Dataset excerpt
------------
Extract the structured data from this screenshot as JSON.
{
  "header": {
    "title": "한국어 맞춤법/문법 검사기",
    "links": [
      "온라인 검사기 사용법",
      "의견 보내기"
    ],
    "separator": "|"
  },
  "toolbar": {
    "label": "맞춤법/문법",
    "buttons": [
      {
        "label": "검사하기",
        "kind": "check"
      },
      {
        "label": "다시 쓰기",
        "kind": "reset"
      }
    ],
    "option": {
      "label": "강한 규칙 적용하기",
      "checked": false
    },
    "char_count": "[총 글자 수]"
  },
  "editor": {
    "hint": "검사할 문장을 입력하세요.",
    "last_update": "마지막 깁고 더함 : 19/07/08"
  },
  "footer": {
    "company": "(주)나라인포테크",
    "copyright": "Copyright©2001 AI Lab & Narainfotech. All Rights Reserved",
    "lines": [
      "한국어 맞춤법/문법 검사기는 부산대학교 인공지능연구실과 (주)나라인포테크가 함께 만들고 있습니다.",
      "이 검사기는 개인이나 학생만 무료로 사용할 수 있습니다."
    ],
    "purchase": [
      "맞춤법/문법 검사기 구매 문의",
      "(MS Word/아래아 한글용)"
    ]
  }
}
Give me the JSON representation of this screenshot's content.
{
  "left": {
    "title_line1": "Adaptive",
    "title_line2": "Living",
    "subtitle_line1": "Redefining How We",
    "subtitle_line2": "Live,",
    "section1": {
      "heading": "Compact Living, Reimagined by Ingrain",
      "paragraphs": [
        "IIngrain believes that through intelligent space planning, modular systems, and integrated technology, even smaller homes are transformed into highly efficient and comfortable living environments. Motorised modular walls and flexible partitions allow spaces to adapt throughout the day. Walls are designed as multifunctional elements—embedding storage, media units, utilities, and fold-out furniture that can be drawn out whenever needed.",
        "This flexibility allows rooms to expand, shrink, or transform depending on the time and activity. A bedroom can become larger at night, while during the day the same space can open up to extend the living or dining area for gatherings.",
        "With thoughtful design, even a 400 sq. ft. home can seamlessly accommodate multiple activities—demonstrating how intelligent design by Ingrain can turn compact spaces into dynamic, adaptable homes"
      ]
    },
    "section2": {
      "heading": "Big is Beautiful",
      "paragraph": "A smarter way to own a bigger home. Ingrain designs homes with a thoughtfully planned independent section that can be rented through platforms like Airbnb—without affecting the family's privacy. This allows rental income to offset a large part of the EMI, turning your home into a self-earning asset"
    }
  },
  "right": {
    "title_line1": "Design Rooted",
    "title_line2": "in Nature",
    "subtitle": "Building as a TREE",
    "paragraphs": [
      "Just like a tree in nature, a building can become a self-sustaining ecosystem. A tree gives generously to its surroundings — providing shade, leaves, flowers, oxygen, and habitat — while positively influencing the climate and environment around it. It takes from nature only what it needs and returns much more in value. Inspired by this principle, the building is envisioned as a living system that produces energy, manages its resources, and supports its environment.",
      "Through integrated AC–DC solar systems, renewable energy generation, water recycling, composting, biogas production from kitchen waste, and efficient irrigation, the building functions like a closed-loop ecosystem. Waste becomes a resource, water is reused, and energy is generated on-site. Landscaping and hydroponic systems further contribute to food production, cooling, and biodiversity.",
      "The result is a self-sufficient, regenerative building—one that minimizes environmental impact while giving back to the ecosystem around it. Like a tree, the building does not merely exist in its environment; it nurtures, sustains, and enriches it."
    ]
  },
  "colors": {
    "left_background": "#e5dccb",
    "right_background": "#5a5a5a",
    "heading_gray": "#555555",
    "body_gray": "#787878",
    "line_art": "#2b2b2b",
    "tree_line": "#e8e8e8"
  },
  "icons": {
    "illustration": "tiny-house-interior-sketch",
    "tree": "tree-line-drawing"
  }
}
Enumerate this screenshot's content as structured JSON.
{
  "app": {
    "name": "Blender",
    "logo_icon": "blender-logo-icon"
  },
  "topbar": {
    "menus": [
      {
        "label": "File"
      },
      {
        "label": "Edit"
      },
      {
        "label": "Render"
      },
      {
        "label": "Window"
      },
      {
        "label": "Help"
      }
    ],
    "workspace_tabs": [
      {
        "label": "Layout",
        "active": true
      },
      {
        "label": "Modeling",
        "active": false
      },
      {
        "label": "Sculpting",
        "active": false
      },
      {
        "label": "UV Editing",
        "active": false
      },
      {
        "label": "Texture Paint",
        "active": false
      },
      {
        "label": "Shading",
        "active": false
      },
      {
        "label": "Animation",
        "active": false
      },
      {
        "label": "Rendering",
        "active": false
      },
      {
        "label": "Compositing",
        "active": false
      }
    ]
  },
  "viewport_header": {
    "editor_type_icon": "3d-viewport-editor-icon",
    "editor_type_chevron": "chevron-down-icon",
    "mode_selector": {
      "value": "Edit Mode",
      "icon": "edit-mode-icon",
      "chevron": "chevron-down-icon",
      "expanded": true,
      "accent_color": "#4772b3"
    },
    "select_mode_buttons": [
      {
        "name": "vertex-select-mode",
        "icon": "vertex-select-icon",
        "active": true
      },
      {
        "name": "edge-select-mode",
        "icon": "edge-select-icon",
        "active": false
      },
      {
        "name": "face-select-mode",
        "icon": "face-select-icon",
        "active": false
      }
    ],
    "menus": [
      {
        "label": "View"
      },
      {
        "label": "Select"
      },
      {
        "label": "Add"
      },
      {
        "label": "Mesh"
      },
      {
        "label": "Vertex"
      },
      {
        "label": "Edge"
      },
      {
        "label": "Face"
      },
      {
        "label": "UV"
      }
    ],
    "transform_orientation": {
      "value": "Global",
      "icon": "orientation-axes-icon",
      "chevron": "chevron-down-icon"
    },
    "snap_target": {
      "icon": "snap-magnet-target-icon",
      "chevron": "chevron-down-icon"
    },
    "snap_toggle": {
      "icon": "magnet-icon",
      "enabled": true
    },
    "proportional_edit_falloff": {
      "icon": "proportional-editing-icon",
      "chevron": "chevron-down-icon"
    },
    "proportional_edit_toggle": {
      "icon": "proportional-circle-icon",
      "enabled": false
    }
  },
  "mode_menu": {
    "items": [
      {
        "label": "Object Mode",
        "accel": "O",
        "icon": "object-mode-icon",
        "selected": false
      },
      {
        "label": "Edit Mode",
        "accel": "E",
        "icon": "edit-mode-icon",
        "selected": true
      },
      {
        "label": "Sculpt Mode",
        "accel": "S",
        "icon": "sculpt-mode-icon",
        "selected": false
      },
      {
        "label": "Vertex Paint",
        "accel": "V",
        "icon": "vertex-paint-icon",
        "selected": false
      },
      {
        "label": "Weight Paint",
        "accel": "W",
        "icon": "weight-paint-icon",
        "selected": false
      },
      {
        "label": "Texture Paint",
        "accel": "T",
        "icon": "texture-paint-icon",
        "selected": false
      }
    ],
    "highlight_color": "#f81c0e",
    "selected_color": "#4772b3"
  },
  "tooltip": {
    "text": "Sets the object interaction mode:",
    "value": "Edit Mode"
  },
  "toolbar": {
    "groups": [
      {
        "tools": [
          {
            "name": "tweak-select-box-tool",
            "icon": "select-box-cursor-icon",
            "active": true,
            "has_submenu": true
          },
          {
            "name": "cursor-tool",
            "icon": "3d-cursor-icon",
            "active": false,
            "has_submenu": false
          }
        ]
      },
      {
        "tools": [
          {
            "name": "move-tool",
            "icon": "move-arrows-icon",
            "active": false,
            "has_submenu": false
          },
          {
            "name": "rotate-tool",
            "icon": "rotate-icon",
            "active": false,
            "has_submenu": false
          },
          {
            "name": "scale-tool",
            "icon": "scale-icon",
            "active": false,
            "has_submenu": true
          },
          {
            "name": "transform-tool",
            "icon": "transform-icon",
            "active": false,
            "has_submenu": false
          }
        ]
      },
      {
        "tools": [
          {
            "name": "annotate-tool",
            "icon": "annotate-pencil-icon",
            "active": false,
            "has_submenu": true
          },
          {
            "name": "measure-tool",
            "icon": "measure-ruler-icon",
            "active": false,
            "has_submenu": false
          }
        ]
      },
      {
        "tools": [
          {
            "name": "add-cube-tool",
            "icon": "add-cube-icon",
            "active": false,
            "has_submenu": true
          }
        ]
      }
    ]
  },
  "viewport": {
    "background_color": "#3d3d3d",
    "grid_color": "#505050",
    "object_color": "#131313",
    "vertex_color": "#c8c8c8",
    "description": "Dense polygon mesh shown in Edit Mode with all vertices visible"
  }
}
------------
**EXERCISE PROMPT:** Using the records above, list each line that includes "cube".

**SOLUTION:**
            "name": "add-cube-tool",
            "icon": "add-cube-icon",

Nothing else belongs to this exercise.